> Saved entries:

————

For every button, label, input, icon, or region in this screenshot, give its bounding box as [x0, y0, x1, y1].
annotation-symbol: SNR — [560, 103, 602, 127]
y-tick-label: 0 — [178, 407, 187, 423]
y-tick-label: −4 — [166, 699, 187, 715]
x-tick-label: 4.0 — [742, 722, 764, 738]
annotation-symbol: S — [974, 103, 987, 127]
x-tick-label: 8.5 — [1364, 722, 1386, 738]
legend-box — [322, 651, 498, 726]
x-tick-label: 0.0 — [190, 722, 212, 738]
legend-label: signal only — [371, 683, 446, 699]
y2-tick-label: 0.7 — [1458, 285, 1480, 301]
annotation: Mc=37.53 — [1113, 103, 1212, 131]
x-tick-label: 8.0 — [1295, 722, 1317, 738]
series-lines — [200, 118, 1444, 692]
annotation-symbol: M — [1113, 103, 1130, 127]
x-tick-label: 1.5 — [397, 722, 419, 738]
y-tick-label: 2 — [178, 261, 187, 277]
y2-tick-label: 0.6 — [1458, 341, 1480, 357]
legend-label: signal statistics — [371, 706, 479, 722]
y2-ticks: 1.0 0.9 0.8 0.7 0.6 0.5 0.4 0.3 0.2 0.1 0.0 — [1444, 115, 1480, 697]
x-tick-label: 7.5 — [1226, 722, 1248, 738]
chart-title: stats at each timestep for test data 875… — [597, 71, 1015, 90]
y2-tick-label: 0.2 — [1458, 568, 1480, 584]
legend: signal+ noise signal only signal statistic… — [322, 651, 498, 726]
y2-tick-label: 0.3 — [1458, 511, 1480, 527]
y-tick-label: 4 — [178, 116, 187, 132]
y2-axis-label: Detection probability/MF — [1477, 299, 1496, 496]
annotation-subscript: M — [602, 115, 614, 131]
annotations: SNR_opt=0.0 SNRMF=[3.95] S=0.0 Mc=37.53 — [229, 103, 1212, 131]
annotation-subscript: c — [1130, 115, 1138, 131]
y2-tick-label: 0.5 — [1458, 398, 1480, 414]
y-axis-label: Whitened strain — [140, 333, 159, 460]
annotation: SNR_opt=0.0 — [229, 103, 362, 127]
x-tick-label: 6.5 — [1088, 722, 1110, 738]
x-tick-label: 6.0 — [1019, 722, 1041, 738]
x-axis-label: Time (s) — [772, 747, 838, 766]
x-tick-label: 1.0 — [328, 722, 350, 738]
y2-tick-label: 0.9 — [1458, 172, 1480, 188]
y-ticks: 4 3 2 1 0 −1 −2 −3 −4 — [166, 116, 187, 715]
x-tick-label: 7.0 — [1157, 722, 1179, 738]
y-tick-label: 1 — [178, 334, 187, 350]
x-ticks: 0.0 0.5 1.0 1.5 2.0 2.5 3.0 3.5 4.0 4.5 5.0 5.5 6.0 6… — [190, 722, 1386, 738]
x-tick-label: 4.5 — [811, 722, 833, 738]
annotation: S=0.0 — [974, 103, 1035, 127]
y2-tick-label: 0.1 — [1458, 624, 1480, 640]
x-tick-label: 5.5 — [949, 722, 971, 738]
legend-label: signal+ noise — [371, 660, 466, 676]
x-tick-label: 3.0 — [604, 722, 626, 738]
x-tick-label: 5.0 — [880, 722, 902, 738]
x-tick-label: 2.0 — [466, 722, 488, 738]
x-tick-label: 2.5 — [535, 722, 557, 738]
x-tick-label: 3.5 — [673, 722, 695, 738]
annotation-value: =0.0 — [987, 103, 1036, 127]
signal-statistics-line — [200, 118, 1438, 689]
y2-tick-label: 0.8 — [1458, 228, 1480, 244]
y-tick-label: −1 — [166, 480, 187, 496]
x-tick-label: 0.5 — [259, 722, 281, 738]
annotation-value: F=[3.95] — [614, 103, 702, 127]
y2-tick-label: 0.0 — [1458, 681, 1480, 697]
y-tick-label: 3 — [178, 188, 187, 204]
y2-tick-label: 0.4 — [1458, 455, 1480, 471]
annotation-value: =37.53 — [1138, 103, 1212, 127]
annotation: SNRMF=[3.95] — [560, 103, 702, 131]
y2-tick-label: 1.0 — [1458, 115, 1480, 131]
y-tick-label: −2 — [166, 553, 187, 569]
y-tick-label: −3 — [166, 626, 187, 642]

————

> YOUR GOAL:
Copy all of the rows above word for word, changing nothing.

> RESPONSE TO THIS TASK:
For every button, label, input, icon, or region in this screenshot, give its bounding box as [x0, y0, x1, y1].
annotation-symbol: SNR — [560, 103, 602, 127]
y-tick-label: 0 — [178, 407, 187, 423]
y-tick-label: −4 — [166, 699, 187, 715]
x-tick-label: 4.0 — [742, 722, 764, 738]
annotation-symbol: S — [974, 103, 987, 127]
x-tick-label: 8.5 — [1364, 722, 1386, 738]
legend-box — [322, 651, 498, 726]
x-tick-label: 0.0 — [190, 722, 212, 738]
legend-label: signal only — [371, 683, 446, 699]
y2-tick-label: 0.7 — [1458, 285, 1480, 301]
annotation: Mc=37.53 — [1113, 103, 1212, 131]
x-tick-label: 8.0 — [1295, 722, 1317, 738]
series-lines — [200, 118, 1444, 692]
annotation-symbol: M — [1113, 103, 1130, 127]
x-tick-label: 1.5 — [397, 722, 419, 738]
y-tick-label: 2 — [178, 261, 187, 277]
y2-tick-label: 0.6 — [1458, 341, 1480, 357]
legend-label: signal statistics — [371, 706, 479, 722]
y2-ticks: 1.0 0.9 0.8 0.7 0.6 0.5 0.4 0.3 0.2 0.1 0.0 — [1444, 115, 1480, 697]
x-tick-label: 7.5 — [1226, 722, 1248, 738]
chart-title: stats at each timestep for test data 875… — [597, 71, 1015, 90]
y2-tick-label: 0.2 — [1458, 568, 1480, 584]
legend: signal+ noise signal only signal statistic… — [322, 651, 498, 726]
y2-tick-label: 0.3 — [1458, 511, 1480, 527]
y-tick-label: 4 — [178, 116, 187, 132]
y2-axis-label: Detection probability/MF — [1477, 299, 1496, 496]
annotation-subscript: M — [602, 115, 614, 131]
annotations: SNR_opt=0.0 SNRMF=[3.95] S=0.0 Mc=37.53 — [229, 103, 1212, 131]
annotation-subscript: c — [1130, 115, 1138, 131]
y2-tick-label: 0.5 — [1458, 398, 1480, 414]
y-axis-label: Whitened strain — [140, 333, 159, 460]
annotation: SNR_opt=0.0 — [229, 103, 362, 127]
x-tick-label: 6.5 — [1088, 722, 1110, 738]
x-tick-label: 6.0 — [1019, 722, 1041, 738]
x-axis-label: Time (s) — [772, 747, 838, 766]
x-tick-label: 1.0 — [328, 722, 350, 738]
y2-tick-label: 0.9 — [1458, 172, 1480, 188]
y-ticks: 4 3 2 1 0 −1 −2 −3 −4 — [166, 116, 187, 715]
x-tick-label: 7.0 — [1157, 722, 1179, 738]
y-tick-label: 1 — [178, 334, 187, 350]
x-ticks: 0.0 0.5 1.0 1.5 2.0 2.5 3.0 3.5 4.0 4.5 5.0 5.5 6.0 6… — [190, 722, 1386, 738]
x-tick-label: 4.5 — [811, 722, 833, 738]
annotation: S=0.0 — [974, 103, 1035, 127]
y2-tick-label: 0.1 — [1458, 624, 1480, 640]
x-tick-label: 5.5 — [949, 722, 971, 738]
legend-label: signal+ noise — [371, 660, 466, 676]
x-tick-label: 3.0 — [604, 722, 626, 738]
x-tick-label: 5.0 — [880, 722, 902, 738]
x-tick-label: 2.0 — [466, 722, 488, 738]
x-tick-label: 2.5 — [535, 722, 557, 738]
x-tick-label: 3.5 — [673, 722, 695, 738]
annotation-value: =0.0 — [987, 103, 1036, 127]
signal-statistics-line — [200, 118, 1438, 689]
y2-tick-label: 0.8 — [1458, 228, 1480, 244]
y-tick-label: −1 — [166, 480, 187, 496]
x-tick-label: 0.5 — [259, 722, 281, 738]
annotation-value: F=[3.95] — [614, 103, 702, 127]
y2-tick-label: 0.0 — [1458, 681, 1480, 697]
y-tick-label: 3 — [178, 188, 187, 204]
y2-tick-label: 0.4 — [1458, 455, 1480, 471]
annotation-value: =37.53 — [1138, 103, 1212, 127]
annotation: SNRMF=[3.95] — [560, 103, 702, 131]
y2-tick-label: 1.0 — [1458, 115, 1480, 131]
y-tick-label: −2 — [166, 553, 187, 569]
y-tick-label: −3 — [166, 626, 187, 642]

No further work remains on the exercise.